DATA LISTING:
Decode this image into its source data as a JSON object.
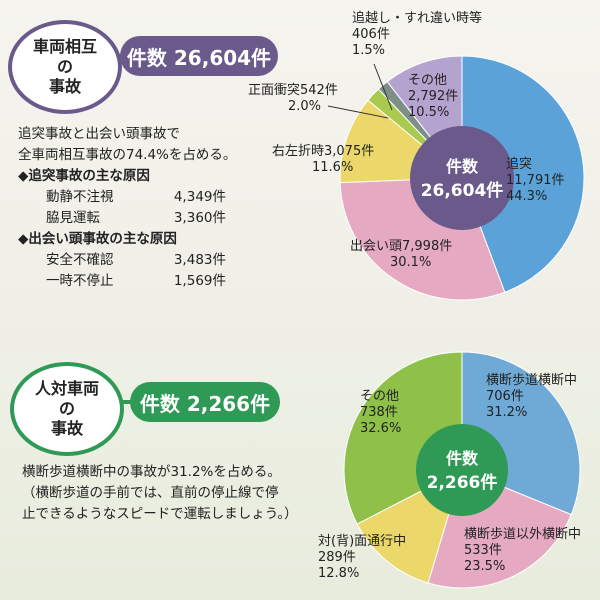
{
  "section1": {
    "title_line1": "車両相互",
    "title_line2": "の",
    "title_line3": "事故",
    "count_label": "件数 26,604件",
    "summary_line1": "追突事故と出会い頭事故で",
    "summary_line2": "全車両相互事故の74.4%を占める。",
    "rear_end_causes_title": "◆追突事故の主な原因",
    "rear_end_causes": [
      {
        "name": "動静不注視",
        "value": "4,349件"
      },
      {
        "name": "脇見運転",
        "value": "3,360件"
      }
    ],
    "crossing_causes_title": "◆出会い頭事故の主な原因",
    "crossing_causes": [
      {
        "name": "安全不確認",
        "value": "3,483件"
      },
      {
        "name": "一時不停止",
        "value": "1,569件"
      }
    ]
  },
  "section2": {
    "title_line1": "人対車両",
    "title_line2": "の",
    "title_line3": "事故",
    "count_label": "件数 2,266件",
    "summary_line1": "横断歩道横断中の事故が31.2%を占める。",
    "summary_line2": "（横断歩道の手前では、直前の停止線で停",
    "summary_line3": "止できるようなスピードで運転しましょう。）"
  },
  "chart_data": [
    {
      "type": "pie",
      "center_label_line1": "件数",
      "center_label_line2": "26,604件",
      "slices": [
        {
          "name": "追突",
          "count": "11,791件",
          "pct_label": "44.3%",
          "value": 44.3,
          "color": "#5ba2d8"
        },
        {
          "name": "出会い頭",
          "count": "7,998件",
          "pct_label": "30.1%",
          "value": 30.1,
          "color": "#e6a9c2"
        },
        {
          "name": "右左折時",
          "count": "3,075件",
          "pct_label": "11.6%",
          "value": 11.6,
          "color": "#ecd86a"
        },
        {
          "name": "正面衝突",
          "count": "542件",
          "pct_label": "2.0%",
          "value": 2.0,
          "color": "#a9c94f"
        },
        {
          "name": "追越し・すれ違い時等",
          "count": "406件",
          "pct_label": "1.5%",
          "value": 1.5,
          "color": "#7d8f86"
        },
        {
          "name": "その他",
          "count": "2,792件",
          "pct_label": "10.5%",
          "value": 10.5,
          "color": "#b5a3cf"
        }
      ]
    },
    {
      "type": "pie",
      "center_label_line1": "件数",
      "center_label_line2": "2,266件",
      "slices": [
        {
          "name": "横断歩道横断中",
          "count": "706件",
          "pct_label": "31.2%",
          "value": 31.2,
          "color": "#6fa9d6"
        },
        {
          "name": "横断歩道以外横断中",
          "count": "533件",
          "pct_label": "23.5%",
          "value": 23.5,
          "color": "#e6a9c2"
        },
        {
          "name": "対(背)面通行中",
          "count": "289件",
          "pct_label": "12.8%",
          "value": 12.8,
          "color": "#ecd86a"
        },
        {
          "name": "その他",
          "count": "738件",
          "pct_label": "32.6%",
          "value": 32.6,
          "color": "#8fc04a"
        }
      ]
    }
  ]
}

STATED PROBLEM: Return all lines containing "を占める".

COMPLETE OUTPUT:
    "summary_line2": "全車両相互事故の74.4%を占める。",
    "summary_line1": "横断歩道横断中の事故が31.2%を占める。",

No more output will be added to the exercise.